------ Material ------

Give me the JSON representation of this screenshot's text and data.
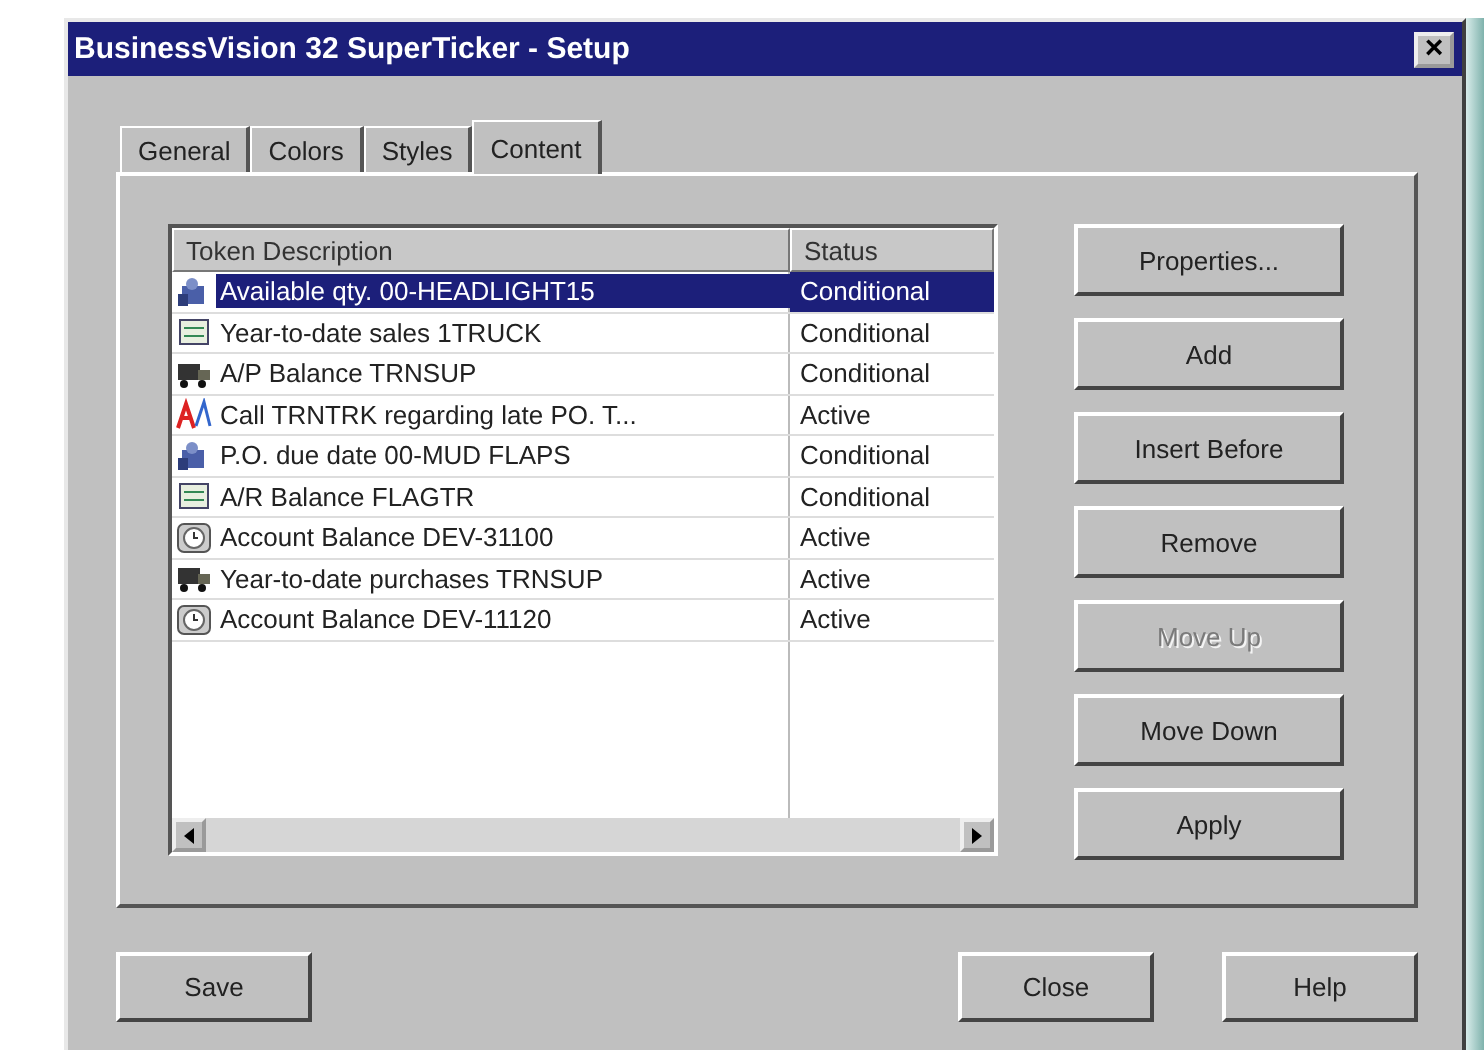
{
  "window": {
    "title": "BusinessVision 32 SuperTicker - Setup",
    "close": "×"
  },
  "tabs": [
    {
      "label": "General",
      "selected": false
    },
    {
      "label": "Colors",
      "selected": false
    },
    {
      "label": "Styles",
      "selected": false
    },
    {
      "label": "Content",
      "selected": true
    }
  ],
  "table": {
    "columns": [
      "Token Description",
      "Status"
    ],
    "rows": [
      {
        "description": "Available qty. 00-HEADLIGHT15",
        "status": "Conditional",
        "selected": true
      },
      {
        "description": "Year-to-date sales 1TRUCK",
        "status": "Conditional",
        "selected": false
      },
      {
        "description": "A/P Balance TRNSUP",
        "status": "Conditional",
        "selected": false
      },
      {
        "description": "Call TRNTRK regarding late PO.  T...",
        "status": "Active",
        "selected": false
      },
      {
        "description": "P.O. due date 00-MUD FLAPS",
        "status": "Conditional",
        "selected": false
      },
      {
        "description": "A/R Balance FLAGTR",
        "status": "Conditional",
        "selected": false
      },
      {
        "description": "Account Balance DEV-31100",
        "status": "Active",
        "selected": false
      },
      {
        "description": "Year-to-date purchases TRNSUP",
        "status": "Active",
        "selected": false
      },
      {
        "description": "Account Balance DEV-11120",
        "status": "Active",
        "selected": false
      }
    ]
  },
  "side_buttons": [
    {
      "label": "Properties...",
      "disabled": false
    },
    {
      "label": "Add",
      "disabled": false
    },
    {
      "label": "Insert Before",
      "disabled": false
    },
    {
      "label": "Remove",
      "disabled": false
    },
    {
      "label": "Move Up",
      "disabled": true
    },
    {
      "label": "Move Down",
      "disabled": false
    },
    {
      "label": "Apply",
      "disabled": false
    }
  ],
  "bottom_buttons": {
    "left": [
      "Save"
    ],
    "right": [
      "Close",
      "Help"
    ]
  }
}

------

* _Description of the task_
Pictures in the records should not appear in your copy, but everything else must be transcribed exactly.

* _Solution below_
Give me the JSON representation of this screenshot's text and data.
{
  "window": {
    "title": "BusinessVision 32 SuperTicker - Setup",
    "close": "×"
  },
  "tabs": [
    {
      "label": "General",
      "selected": false
    },
    {
      "label": "Colors",
      "selected": false
    },
    {
      "label": "Styles",
      "selected": false
    },
    {
      "label": "Content",
      "selected": true
    }
  ],
  "table": {
    "columns": [
      "Token Description",
      "Status"
    ],
    "rows": [
      {
        "description": "Available qty. 00-HEADLIGHT15",
        "status": "Conditional",
        "selected": true
      },
      {
        "description": "Year-to-date sales 1TRUCK",
        "status": "Conditional",
        "selected": false
      },
      {
        "description": "A/P Balance TRNSUP",
        "status": "Conditional",
        "selected": false
      },
      {
        "description": "Call TRNTRK regarding late PO.  T...",
        "status": "Active",
        "selected": false
      },
      {
        "description": "P.O. due date 00-MUD FLAPS",
        "status": "Conditional",
        "selected": false
      },
      {
        "description": "A/R Balance FLAGTR",
        "status": "Conditional",
        "selected": false
      },
      {
        "description": "Account Balance DEV-31100",
        "status": "Active",
        "selected": false
      },
      {
        "description": "Year-to-date purchases TRNSUP",
        "status": "Active",
        "selected": false
      },
      {
        "description": "Account Balance DEV-11120",
        "status": "Active",
        "selected": false
      }
    ]
  },
  "side_buttons": [
    {
      "label": "Properties...",
      "disabled": false
    },
    {
      "label": "Add",
      "disabled": false
    },
    {
      "label": "Insert Before",
      "disabled": false
    },
    {
      "label": "Remove",
      "disabled": false
    },
    {
      "label": "Move Up",
      "disabled": true
    },
    {
      "label": "Move Down",
      "disabled": false
    },
    {
      "label": "Apply",
      "disabled": false
    }
  ],
  "bottom_buttons": {
    "left": [
      "Save"
    ],
    "right": [
      "Close",
      "Help"
    ]
  }
}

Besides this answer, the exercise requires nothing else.